■ **EXERCISE TASK**: Output every record below exactly as it appears.

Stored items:
* * * *

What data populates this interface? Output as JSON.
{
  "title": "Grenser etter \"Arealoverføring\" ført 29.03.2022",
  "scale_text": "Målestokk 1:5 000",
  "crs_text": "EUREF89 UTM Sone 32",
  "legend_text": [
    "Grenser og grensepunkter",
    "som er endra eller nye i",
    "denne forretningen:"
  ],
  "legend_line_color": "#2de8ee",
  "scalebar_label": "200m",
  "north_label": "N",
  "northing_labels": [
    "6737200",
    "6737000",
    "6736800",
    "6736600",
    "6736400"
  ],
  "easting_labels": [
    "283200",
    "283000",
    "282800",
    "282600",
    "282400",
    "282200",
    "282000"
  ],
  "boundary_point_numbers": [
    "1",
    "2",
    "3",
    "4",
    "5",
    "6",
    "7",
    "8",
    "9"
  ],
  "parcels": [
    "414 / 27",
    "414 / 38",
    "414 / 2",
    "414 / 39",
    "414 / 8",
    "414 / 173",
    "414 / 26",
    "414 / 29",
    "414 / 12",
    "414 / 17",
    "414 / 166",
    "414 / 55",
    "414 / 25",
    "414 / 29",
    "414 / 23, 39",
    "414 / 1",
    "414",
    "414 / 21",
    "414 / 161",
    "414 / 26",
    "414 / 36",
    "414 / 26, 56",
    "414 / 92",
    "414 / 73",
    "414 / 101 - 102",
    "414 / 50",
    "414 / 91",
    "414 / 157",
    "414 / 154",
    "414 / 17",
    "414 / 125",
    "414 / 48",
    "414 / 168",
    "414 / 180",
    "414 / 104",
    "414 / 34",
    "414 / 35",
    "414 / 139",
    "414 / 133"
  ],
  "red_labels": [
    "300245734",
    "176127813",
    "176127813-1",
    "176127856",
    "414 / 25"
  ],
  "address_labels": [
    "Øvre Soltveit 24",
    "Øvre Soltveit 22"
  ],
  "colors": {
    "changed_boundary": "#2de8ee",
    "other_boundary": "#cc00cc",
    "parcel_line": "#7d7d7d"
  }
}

* * * *

■ **WORKED ANSWER**:
What data populates this interface? Output as JSON.
{
  "title": "Grenser etter \"Arealoverføring\" ført 29.03.2022",
  "scale_text": "Målestokk 1:5 000",
  "crs_text": "EUREF89 UTM Sone 32",
  "legend_text": [
    "Grenser og grensepunkter",
    "som er endra eller nye i",
    "denne forretningen:"
  ],
  "legend_line_color": "#2de8ee",
  "scalebar_label": "200m",
  "north_label": "N",
  "northing_labels": [
    "6737200",
    "6737000",
    "6736800",
    "6736600",
    "6736400"
  ],
  "easting_labels": [
    "283200",
    "283000",
    "282800",
    "282600",
    "282400",
    "282200",
    "282000"
  ],
  "boundary_point_numbers": [
    "1",
    "2",
    "3",
    "4",
    "5",
    "6",
    "7",
    "8",
    "9"
  ],
  "parcels": [
    "414 / 27",
    "414 / 38",
    "414 / 2",
    "414 / 39",
    "414 / 8",
    "414 / 173",
    "414 / 26",
    "414 / 29",
    "414 / 12",
    "414 / 17",
    "414 / 166",
    "414 / 55",
    "414 / 25",
    "414 / 29",
    "414 / 23, 39",
    "414 / 1",
    "414",
    "414 / 21",
    "414 / 161",
    "414 / 26",
    "414 / 36",
    "414 / 26, 56",
    "414 / 92",
    "414 / 73",
    "414 / 101 - 102",
    "414 / 50",
    "414 / 91",
    "414 / 157",
    "414 / 154",
    "414 / 17",
    "414 / 125",
    "414 / 48",
    "414 / 168",
    "414 / 180",
    "414 / 104",
    "414 / 34",
    "414 / 35",
    "414 / 139",
    "414 / 133"
  ],
  "red_labels": [
    "300245734",
    "176127813",
    "176127813-1",
    "176127856",
    "414 / 25"
  ],
  "address_labels": [
    "Øvre Soltveit 24",
    "Øvre Soltveit 22"
  ],
  "colors": {
    "changed_boundary": "#2de8ee",
    "other_boundary": "#cc00cc",
    "parcel_line": "#7d7d7d"
  }
}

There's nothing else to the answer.